**Aim**
Please reproduce every record, keeping each one exactly as written.
..............................
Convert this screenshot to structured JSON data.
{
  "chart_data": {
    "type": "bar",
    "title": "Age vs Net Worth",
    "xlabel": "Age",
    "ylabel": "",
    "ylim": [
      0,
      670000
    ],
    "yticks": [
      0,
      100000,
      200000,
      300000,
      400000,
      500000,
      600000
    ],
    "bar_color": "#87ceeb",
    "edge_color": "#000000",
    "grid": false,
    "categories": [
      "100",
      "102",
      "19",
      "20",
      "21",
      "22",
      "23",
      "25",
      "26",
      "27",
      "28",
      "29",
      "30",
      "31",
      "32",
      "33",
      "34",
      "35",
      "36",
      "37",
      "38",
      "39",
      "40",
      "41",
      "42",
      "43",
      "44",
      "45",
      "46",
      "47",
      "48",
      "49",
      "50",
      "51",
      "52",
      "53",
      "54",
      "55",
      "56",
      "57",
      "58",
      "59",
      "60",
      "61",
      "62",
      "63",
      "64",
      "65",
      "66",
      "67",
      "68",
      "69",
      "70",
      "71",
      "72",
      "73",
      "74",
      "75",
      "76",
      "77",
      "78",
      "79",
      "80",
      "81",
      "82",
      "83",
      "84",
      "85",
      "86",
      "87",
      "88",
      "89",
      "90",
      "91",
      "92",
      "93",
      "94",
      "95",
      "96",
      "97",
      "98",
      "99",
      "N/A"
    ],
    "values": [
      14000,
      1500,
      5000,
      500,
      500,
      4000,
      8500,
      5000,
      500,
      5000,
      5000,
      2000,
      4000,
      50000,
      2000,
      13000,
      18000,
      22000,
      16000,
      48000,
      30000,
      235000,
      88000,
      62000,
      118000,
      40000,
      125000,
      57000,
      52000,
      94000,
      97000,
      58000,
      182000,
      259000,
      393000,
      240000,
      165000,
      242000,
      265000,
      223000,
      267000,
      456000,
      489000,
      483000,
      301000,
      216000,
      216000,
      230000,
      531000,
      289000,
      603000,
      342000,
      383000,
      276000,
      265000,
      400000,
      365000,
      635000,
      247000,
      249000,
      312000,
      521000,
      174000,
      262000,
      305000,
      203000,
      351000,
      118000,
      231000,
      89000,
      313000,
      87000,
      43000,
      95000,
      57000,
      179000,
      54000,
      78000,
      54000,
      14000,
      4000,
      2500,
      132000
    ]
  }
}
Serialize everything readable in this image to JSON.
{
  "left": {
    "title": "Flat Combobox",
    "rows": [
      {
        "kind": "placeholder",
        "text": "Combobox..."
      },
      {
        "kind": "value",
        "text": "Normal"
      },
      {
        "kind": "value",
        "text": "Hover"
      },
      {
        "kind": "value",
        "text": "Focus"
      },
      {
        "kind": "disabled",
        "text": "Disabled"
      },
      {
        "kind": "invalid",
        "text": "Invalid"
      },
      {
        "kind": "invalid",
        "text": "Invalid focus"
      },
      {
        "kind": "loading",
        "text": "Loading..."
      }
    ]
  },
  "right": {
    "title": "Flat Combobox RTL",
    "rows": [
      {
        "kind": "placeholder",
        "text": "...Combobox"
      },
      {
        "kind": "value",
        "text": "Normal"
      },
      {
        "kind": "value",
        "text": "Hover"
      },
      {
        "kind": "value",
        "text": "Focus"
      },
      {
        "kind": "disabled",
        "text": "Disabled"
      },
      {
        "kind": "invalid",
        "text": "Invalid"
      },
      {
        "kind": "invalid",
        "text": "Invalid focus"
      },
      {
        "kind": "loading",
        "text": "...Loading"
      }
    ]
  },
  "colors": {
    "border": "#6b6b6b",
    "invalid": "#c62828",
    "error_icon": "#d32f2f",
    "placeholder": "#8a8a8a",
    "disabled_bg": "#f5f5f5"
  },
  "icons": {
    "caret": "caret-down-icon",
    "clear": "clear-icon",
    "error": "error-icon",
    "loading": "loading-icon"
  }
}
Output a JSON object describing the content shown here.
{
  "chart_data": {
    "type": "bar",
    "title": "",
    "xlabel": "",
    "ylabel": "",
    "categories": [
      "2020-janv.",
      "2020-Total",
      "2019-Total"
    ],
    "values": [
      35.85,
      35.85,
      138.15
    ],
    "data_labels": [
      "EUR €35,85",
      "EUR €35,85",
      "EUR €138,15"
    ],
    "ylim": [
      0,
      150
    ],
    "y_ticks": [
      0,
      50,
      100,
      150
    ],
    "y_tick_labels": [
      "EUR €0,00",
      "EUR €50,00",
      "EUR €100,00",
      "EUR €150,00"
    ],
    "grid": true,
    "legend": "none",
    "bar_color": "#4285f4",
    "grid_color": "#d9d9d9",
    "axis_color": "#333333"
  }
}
..............................
**Exercise answer**
Convert this screenshot to structured JSON data.
{
  "chart_data": {
    "type": "bar",
    "title": "Age vs Net Worth",
    "xlabel": "Age",
    "ylabel": "",
    "ylim": [
      0,
      670000
    ],
    "yticks": [
      0,
      100000,
      200000,
      300000,
      400000,
      500000,
      600000
    ],
    "bar_color": "#87ceeb",
    "edge_color": "#000000",
    "grid": false,
    "categories": [
      "100",
      "102",
      "19",
      "20",
      "21",
      "22",
      "23",
      "25",
      "26",
      "27",
      "28",
      "29",
      "30",
      "31",
      "32",
      "33",
      "34",
      "35",
      "36",
      "37",
      "38",
      "39",
      "40",
      "41",
      "42",
      "43",
      "44",
      "45",
      "46",
      "47",
      "48",
      "49",
      "50",
      "51",
      "52",
      "53",
      "54",
      "55",
      "56",
      "57",
      "58",
      "59",
      "60",
      "61",
      "62",
      "63",
      "64",
      "65",
      "66",
      "67",
      "68",
      "69",
      "70",
      "71",
      "72",
      "73",
      "74",
      "75",
      "76",
      "77",
      "78",
      "79",
      "80",
      "81",
      "82",
      "83",
      "84",
      "85",
      "86",
      "87",
      "88",
      "89",
      "90",
      "91",
      "92",
      "93",
      "94",
      "95",
      "96",
      "97",
      "98",
      "99",
      "N/A"
    ],
    "values": [
      14000,
      1500,
      5000,
      500,
      500,
      4000,
      8500,
      5000,
      500,
      5000,
      5000,
      2000,
      4000,
      50000,
      2000,
      13000,
      18000,
      22000,
      16000,
      48000,
      30000,
      235000,
      88000,
      62000,
      118000,
      40000,
      125000,
      57000,
      52000,
      94000,
      97000,
      58000,
      182000,
      259000,
      393000,
      240000,
      165000,
      242000,
      265000,
      223000,
      267000,
      456000,
      489000,
      483000,
      301000,
      216000,
      216000,
      230000,
      531000,
      289000,
      603000,
      342000,
      383000,
      276000,
      265000,
      400000,
      365000,
      635000,
      247000,
      249000,
      312000,
      521000,
      174000,
      262000,
      305000,
      203000,
      351000,
      118000,
      231000,
      89000,
      313000,
      87000,
      43000,
      95000,
      57000,
      179000,
      54000,
      78000,
      54000,
      14000,
      4000,
      2500,
      132000
    ]
  }
}
Serialize everything readable in this image to JSON.
{
  "left": {
    "title": "Flat Combobox",
    "rows": [
      {
        "kind": "placeholder",
        "text": "Combobox..."
      },
      {
        "kind": "value",
        "text": "Normal"
      },
      {
        "kind": "value",
        "text": "Hover"
      },
      {
        "kind": "value",
        "text": "Focus"
      },
      {
        "kind": "disabled",
        "text": "Disabled"
      },
      {
        "kind": "invalid",
        "text": "Invalid"
      },
      {
        "kind": "invalid",
        "text": "Invalid focus"
      },
      {
        "kind": "loading",
        "text": "Loading..."
      }
    ]
  },
  "right": {
    "title": "Flat Combobox RTL",
    "rows": [
      {
        "kind": "placeholder",
        "text": "...Combobox"
      },
      {
        "kind": "value",
        "text": "Normal"
      },
      {
        "kind": "value",
        "text": "Hover"
      },
      {
        "kind": "value",
        "text": "Focus"
      },
      {
        "kind": "disabled",
        "text": "Disabled"
      },
      {
        "kind": "invalid",
        "text": "Invalid"
      },
      {
        "kind": "invalid",
        "text": "Invalid focus"
      },
      {
        "kind": "loading",
        "text": "...Loading"
      }
    ]
  },
  "colors": {
    "border": "#6b6b6b",
    "invalid": "#c62828",
    "error_icon": "#d32f2f",
    "placeholder": "#8a8a8a",
    "disabled_bg": "#f5f5f5"
  },
  "icons": {
    "caret": "caret-down-icon",
    "clear": "clear-icon",
    "error": "error-icon",
    "loading": "loading-icon"
  }
}
Output a JSON object describing the content shown here.
{
  "chart_data": {
    "type": "bar",
    "title": "",
    "xlabel": "",
    "ylabel": "",
    "categories": [
      "2020-janv.",
      "2020-Total",
      "2019-Total"
    ],
    "values": [
      35.85,
      35.85,
      138.15
    ],
    "data_labels": [
      "EUR €35,85",
      "EUR €35,85",
      "EUR €138,15"
    ],
    "ylim": [
      0,
      150
    ],
    "y_ticks": [
      0,
      50,
      100,
      150
    ],
    "y_tick_labels": [
      "EUR €0,00",
      "EUR €50,00",
      "EUR €100,00",
      "EUR €150,00"
    ],
    "grid": true,
    "legend": "none",
    "bar_color": "#4285f4",
    "grid_color": "#d9d9d9",
    "axis_color": "#333333"
  }
}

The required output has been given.